# start of Material for this exercise

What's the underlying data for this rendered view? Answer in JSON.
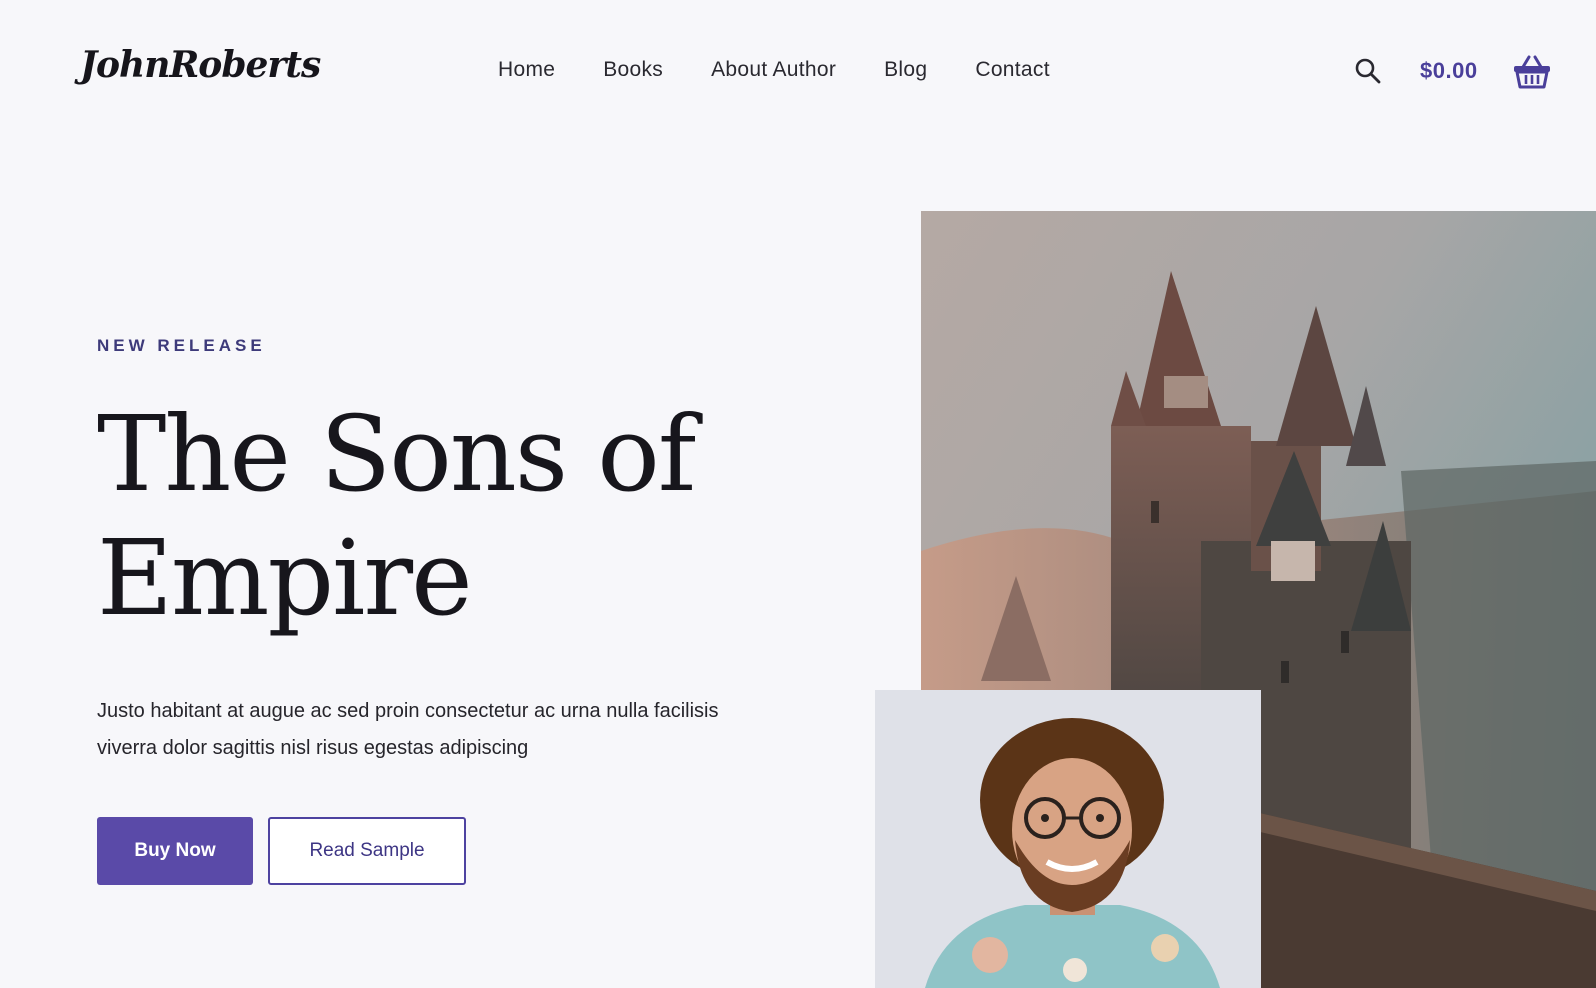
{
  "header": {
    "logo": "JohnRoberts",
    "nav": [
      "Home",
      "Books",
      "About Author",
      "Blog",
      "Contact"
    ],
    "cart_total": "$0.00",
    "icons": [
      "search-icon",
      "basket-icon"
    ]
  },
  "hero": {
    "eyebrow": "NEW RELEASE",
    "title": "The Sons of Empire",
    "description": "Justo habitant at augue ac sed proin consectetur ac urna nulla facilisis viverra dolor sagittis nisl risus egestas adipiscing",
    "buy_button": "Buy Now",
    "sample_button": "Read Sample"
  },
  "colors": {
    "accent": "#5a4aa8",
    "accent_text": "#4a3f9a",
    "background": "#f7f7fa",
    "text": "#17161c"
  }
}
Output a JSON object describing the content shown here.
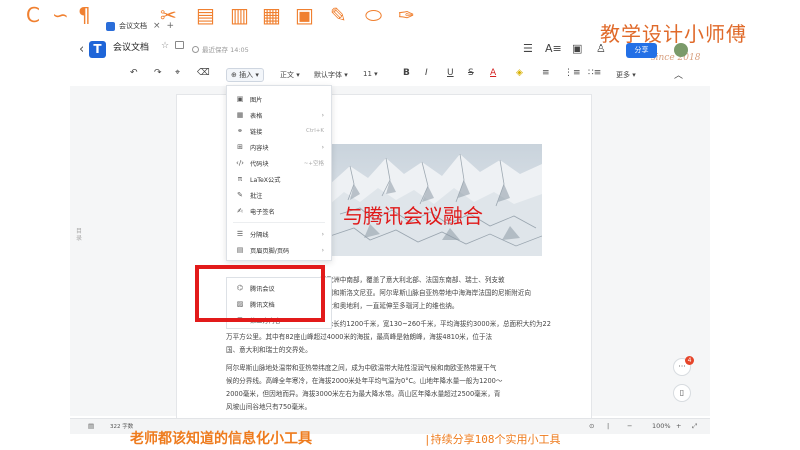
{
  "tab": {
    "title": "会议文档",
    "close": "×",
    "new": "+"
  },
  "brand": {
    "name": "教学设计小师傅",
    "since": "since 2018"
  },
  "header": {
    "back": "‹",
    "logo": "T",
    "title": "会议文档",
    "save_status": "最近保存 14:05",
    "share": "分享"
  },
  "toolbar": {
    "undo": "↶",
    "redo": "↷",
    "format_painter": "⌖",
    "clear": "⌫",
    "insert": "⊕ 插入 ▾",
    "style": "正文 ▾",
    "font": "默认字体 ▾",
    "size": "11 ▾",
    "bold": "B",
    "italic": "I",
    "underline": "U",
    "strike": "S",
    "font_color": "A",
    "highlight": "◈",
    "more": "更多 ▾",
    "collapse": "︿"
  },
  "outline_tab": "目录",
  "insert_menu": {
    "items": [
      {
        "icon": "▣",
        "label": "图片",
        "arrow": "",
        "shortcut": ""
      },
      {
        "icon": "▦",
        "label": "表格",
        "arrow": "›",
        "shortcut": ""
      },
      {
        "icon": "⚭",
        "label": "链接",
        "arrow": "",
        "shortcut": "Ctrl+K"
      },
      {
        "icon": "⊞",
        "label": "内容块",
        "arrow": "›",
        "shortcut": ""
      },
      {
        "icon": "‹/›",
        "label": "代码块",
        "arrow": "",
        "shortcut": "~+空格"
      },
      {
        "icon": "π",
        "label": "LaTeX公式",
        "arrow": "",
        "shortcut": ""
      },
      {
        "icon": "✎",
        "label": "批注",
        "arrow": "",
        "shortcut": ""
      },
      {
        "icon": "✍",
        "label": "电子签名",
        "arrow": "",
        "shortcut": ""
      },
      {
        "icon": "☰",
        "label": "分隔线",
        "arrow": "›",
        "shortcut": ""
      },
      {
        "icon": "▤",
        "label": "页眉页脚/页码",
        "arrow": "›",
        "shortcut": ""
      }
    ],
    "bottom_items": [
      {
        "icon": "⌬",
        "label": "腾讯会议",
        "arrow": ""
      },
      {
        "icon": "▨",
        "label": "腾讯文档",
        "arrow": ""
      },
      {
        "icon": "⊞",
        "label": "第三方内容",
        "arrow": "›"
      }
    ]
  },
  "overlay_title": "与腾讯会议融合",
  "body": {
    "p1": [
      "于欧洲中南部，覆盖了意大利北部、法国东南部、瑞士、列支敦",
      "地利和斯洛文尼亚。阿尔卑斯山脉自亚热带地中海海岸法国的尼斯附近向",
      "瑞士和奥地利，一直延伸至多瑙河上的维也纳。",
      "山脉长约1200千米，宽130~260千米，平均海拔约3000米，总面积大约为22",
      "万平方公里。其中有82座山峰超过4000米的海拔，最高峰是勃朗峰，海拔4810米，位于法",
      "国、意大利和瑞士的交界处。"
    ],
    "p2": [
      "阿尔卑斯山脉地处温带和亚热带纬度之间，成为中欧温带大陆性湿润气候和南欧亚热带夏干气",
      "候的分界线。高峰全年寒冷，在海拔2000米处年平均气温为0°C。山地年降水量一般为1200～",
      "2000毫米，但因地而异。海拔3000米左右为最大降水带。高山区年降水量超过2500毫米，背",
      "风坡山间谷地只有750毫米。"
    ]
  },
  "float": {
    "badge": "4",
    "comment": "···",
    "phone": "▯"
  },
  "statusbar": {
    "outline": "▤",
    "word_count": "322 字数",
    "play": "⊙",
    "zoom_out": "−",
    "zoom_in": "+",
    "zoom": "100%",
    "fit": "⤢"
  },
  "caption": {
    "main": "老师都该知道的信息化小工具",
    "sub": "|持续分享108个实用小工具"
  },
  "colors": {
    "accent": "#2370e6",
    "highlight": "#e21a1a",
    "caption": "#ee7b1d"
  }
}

# end of Material for this exercise
# start of Material for this exercise

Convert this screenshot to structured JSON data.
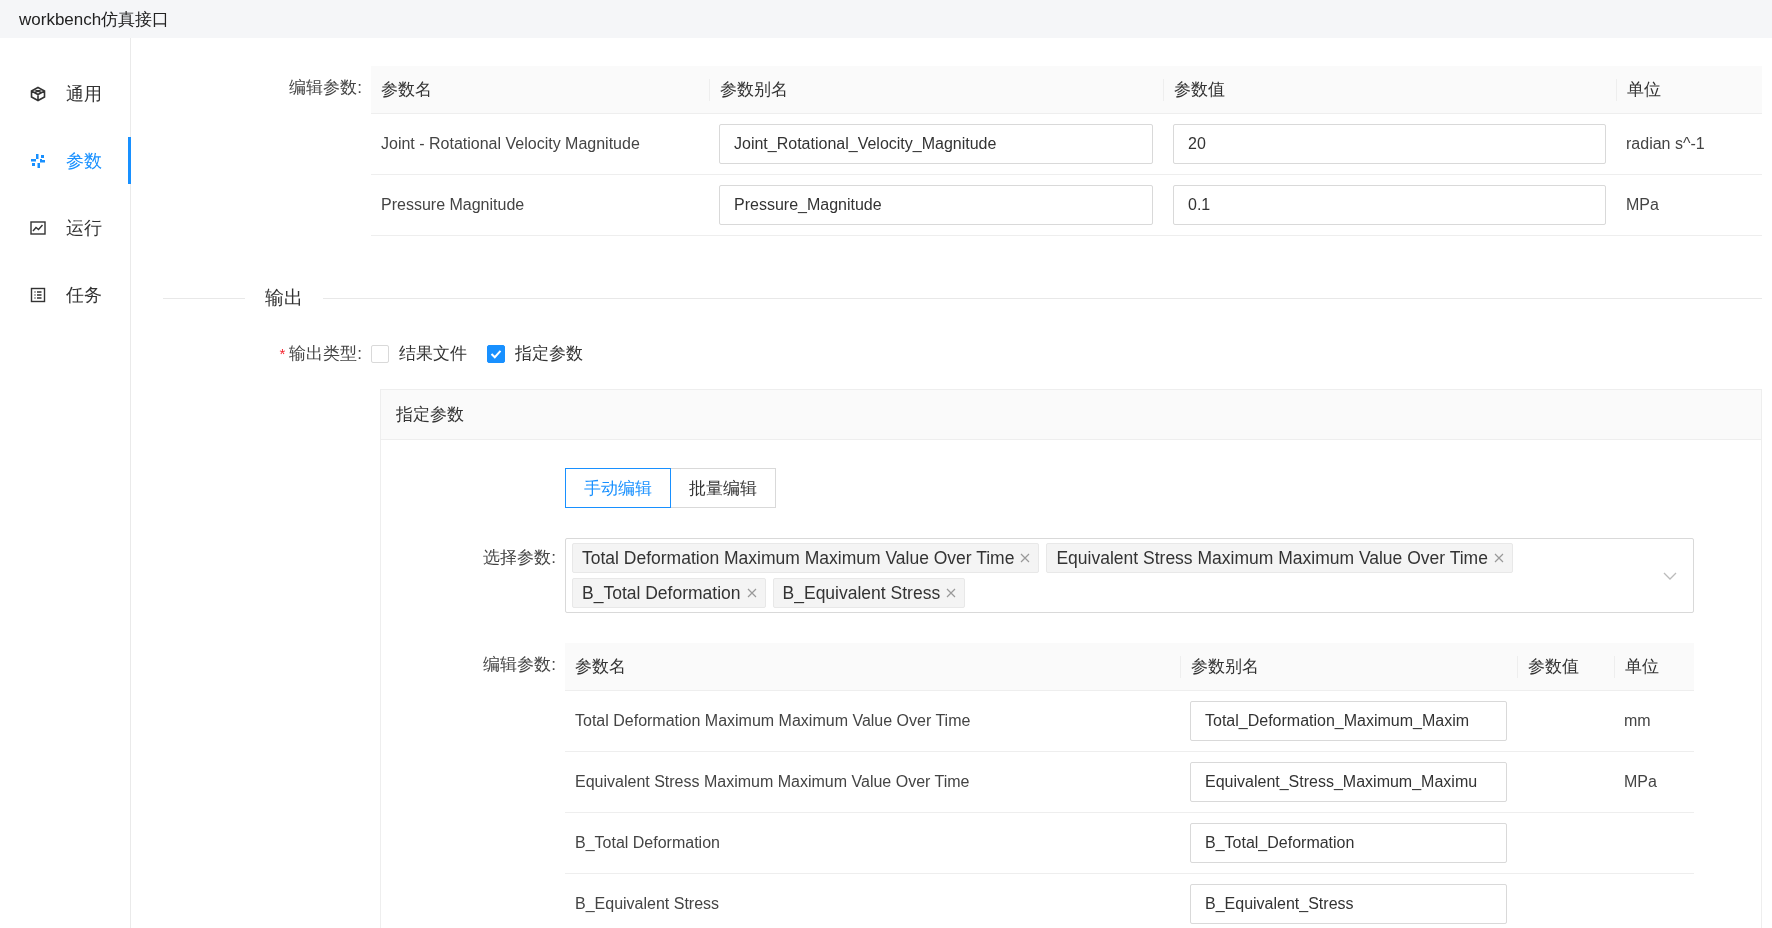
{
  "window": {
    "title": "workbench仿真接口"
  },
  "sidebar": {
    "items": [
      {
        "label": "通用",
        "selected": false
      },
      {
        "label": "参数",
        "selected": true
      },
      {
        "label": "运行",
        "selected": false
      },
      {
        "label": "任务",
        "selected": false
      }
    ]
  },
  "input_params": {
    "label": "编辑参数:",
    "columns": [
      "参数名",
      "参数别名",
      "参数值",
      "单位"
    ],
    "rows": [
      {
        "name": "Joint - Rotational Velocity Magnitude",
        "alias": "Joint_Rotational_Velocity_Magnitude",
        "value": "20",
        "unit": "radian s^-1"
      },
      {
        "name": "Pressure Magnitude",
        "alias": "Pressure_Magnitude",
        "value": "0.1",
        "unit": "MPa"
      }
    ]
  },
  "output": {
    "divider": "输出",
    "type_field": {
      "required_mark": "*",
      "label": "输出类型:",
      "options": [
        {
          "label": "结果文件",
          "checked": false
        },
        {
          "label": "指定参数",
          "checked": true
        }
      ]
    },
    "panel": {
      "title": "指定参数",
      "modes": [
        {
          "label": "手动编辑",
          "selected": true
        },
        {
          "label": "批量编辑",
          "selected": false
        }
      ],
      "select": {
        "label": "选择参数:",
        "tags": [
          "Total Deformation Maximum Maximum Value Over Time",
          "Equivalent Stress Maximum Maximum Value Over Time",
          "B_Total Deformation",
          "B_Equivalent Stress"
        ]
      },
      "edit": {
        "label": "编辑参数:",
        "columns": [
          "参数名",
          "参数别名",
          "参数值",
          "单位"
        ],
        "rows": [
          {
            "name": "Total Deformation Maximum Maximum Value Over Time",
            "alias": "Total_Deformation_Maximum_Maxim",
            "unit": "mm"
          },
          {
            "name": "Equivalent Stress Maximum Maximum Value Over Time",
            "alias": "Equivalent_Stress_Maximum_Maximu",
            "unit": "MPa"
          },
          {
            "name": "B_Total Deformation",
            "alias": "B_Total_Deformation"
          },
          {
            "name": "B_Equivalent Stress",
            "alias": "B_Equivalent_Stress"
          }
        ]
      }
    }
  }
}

# end of Material for this exercise
# start of Material for this exercise

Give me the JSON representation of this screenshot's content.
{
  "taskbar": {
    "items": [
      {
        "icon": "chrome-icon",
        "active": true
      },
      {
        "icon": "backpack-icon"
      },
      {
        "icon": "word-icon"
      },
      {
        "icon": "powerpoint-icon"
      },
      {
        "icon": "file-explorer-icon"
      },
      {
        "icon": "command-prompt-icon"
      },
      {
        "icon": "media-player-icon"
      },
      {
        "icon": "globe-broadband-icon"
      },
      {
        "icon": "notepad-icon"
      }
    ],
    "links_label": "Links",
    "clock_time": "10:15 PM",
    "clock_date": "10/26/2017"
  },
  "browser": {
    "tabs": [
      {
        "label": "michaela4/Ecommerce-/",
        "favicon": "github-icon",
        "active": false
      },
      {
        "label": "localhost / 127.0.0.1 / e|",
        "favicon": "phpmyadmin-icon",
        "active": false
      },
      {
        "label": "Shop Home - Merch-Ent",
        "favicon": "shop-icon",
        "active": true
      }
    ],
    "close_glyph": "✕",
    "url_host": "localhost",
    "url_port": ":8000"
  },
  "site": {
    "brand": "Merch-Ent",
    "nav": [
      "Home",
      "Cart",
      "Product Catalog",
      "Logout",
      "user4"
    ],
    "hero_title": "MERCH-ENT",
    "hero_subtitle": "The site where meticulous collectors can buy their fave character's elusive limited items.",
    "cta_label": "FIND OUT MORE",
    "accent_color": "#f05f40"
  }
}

# end of Material for this exercise

• _Brief_
Search the lines for the string "content" and copy every line that has it.

• _Written solution_
Output a JSON object describing the content shown here.
Give me the JSON representation of this screenshot's content.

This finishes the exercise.